*Your objective*: Check each line for the string "αὐτὴ" and give only the count of lines that have it.

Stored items
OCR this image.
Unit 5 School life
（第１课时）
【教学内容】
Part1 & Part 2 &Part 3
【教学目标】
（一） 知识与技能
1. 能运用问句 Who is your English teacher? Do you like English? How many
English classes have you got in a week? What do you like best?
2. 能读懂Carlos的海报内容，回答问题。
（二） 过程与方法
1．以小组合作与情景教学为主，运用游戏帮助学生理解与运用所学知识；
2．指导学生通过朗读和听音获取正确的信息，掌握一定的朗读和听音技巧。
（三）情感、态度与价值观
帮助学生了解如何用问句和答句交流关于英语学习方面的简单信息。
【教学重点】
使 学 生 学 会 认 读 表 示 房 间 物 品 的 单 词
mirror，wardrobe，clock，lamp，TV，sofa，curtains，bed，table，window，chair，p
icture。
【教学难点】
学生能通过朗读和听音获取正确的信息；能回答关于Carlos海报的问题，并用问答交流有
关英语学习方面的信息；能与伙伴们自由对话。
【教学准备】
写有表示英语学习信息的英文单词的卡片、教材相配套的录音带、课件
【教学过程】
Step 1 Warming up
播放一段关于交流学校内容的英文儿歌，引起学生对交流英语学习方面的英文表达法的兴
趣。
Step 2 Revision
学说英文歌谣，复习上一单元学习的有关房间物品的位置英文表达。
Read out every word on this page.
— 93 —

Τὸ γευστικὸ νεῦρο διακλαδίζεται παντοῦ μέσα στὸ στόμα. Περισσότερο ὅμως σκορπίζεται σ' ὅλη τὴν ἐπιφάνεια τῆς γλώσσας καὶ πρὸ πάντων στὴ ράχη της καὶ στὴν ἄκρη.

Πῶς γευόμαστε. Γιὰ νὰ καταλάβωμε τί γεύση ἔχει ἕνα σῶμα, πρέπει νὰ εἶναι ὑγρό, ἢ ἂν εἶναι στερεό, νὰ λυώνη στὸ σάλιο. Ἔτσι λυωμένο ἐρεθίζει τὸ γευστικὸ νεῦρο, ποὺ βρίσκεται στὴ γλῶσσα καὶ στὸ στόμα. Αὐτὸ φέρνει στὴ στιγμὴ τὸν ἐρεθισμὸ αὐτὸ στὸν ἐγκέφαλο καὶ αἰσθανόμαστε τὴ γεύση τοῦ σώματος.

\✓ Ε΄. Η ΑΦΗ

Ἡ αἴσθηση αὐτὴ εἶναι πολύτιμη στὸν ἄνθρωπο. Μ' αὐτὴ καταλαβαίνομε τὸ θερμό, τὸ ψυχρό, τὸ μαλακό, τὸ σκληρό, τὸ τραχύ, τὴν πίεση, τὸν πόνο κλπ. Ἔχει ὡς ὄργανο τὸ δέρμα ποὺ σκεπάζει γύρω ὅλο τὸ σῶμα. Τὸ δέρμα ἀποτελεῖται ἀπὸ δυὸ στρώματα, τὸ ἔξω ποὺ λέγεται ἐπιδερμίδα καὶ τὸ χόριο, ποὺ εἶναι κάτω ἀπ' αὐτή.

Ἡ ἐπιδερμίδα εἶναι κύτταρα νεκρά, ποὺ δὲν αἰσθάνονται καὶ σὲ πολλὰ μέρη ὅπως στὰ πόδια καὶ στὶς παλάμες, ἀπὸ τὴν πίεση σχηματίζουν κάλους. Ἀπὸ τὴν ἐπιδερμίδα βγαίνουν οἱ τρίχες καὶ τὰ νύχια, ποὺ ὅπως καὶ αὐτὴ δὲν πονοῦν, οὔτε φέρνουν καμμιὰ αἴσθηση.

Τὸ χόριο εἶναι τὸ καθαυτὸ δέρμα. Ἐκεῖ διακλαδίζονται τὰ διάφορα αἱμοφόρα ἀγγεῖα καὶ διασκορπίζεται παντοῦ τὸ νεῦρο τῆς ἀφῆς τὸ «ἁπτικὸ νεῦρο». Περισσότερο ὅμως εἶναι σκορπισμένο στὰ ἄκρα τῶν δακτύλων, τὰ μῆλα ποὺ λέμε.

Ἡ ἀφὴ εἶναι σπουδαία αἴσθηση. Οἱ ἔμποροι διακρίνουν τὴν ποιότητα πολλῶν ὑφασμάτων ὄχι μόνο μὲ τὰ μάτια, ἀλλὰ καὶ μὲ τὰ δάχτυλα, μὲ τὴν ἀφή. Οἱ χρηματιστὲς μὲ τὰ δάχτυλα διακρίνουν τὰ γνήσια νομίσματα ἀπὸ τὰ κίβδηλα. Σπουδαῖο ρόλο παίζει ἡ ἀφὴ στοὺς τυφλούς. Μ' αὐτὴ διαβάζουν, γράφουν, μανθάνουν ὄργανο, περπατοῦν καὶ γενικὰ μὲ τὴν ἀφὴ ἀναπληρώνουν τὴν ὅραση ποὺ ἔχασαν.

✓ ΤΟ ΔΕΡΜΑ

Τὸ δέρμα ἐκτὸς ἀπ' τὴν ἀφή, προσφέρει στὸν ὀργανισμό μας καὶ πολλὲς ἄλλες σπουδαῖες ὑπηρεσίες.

*Exercise solution*: 3